Reading passage:
Are you an AI optimist? Or an AI skeptic?
Leaders in midsize companies don’t agree on whether AI should be a high priority yet. Here’s why, in numbers.
The predictions for the future of AI are wildly contradictory: It will either create a work-life paradise or it will take all our jobs—if it doesn’t kill us first.
Business leaders know they need to reckon with AI. The questions are when and how? It’s especially challenging for midsize companies, which struggle to fund the technology they already have, much less something as new and shapeshifting as AI. Do they prioritize it in their business strategy now, or do they wait for the hype to settle a bit to see which choices become clearer?
An SAP Insights survey of 12,000 executives in companies with 250–1,500 employees explores both scenarios. Roughly half of the respondents say they are steaming ahead with AI—specifically, generative AI (or GenAI)—as a high priority despite the uncertainty that surrounds it.
Let’s call these executives AI optimists. We compared them to respondents who consider GenAI to be a low priority or not a priority at all—tellingly, only about 8%—who we’ll call AI skeptics. We found that the AI optimists not only are significantly more likely to be using AI right now, but they also have higher expectations for AI to transform a wide range of business processes to help their companies thrive.
“Over the last 25 or 30 years, technology has gotten better, which means analysis has gotten better, which means organizations have gotten better,” says a CFO from an industrial machinery company who we interviewed as part of this research. “AI is the next version of that.”
Confidence from AI experience
The AI optimists’ confidence may come from their early experience. They are much more likely than the skeptics to say they are using AI to a strong degree in a wide range of applications. These include crucial processes that benefit from AI’s powers of prediction, such as detecting fraud, developing forecasts, and monitoring for cybersecurity threats. The optimists are also more likely to see the value of AI for improving efficiency. For example, they are significantly more likely to be using it to a strong degree to create management summaries and annual reports and to manage interactions with customers.

Provided material:
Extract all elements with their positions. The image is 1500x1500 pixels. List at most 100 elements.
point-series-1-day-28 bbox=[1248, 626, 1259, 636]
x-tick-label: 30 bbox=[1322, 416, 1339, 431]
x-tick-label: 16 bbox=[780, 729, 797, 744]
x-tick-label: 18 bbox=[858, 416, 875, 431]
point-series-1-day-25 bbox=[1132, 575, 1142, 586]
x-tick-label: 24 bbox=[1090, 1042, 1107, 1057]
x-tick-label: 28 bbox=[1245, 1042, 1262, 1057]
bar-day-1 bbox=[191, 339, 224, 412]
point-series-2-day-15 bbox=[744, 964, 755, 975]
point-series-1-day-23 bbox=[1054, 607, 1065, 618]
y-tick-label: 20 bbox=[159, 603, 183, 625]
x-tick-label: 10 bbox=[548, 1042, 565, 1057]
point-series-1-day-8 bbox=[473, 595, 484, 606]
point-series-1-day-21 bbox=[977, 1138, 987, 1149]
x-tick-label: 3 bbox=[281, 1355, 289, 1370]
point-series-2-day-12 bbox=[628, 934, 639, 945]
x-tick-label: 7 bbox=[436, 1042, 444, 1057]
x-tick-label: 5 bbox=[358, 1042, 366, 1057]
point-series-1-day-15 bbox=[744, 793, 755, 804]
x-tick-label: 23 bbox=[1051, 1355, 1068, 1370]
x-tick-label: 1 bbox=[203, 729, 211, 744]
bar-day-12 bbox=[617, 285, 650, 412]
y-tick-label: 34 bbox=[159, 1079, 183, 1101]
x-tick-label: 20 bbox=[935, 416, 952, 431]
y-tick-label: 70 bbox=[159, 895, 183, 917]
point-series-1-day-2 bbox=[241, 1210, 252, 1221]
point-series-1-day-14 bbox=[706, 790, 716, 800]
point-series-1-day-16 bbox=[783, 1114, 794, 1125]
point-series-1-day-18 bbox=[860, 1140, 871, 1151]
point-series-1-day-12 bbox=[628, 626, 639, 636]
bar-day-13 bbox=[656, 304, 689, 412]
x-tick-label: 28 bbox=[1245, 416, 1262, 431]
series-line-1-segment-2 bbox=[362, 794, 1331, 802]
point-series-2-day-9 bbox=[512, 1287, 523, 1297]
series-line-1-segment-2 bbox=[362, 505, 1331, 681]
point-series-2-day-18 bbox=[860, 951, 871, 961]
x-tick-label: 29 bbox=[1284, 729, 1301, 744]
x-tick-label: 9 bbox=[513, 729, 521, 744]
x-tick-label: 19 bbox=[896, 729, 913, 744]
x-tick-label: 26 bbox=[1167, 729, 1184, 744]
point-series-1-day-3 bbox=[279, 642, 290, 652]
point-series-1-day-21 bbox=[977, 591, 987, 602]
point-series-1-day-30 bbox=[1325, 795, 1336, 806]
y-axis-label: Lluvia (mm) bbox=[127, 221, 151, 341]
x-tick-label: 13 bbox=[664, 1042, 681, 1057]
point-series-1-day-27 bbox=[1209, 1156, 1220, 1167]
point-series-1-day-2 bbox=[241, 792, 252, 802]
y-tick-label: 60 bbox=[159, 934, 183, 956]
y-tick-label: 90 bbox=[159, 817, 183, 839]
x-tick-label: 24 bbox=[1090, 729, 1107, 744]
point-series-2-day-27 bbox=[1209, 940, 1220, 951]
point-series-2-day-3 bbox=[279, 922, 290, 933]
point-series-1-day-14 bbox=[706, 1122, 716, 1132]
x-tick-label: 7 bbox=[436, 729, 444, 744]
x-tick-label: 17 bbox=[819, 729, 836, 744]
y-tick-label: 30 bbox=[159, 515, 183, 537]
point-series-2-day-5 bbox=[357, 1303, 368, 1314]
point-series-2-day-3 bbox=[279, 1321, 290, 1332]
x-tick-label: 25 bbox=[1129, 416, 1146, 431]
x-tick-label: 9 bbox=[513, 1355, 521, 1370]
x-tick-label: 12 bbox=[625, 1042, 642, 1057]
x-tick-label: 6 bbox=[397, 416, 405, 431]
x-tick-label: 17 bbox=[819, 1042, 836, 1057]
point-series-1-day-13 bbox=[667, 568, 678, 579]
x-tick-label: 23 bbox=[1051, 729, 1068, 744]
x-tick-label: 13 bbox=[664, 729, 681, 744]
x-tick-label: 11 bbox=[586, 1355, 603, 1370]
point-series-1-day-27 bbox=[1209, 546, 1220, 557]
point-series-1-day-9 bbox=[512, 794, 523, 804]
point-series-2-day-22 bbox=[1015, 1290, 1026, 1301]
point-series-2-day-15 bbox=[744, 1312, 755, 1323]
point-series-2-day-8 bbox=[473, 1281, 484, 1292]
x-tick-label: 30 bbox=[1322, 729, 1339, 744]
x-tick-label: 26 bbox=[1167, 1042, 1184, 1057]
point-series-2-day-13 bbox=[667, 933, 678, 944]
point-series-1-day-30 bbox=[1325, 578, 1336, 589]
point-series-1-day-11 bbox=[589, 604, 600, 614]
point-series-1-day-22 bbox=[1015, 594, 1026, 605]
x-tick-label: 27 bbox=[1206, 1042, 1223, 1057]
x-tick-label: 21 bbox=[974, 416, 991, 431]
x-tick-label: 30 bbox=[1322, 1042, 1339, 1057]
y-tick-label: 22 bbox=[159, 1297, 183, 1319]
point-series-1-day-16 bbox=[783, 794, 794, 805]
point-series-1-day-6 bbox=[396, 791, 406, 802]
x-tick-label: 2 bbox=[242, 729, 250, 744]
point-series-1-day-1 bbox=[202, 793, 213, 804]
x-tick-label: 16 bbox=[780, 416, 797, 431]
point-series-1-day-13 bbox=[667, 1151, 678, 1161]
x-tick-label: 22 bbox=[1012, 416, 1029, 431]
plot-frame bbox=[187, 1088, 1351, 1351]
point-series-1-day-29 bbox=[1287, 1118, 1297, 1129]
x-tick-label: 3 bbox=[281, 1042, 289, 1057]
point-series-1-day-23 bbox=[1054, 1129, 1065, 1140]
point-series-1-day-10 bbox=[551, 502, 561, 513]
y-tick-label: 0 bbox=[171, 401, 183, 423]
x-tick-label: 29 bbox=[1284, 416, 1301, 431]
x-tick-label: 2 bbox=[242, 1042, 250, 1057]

Brief: Keep writing the article on AI optimists and skeptics in midsize companies, starting right after its last sentence.

Task response:
It isn’t a surprise, then, that the optimists are significantly more likely to put a high priority on transforming a variety of business processes with AI, including forecast-focused processes, such as enhancing data security and privacy, and enabling more accurate and effective decisions.
Better data, beter AI-supported decisions
A consulting company in the oil and gas industry built a GenAI-based tool to help its customers better navigate and understand complex engineering data about oil wells and mines around the world. Previously, customers needed to be experts to know what to look for, which limited access to a handful of people in their organizations, says the company’s CISO.
Not anymore. “We’ve built a GenAI interface on top of that data so that now anybody can use it and they can literally ask natural language queries.” Better customer access to data has led to better business results, he says.
Meanwhile, an industrial machinery company hired a data analyst to create a comprehensive data repository with AI tools to analyze growth trends, improve revenue forecasting, and predict the probability of the sales team closing individual transactions. “We’re doing it to get more insights into our business and help drive better business decisions,” says the company’s director of finance.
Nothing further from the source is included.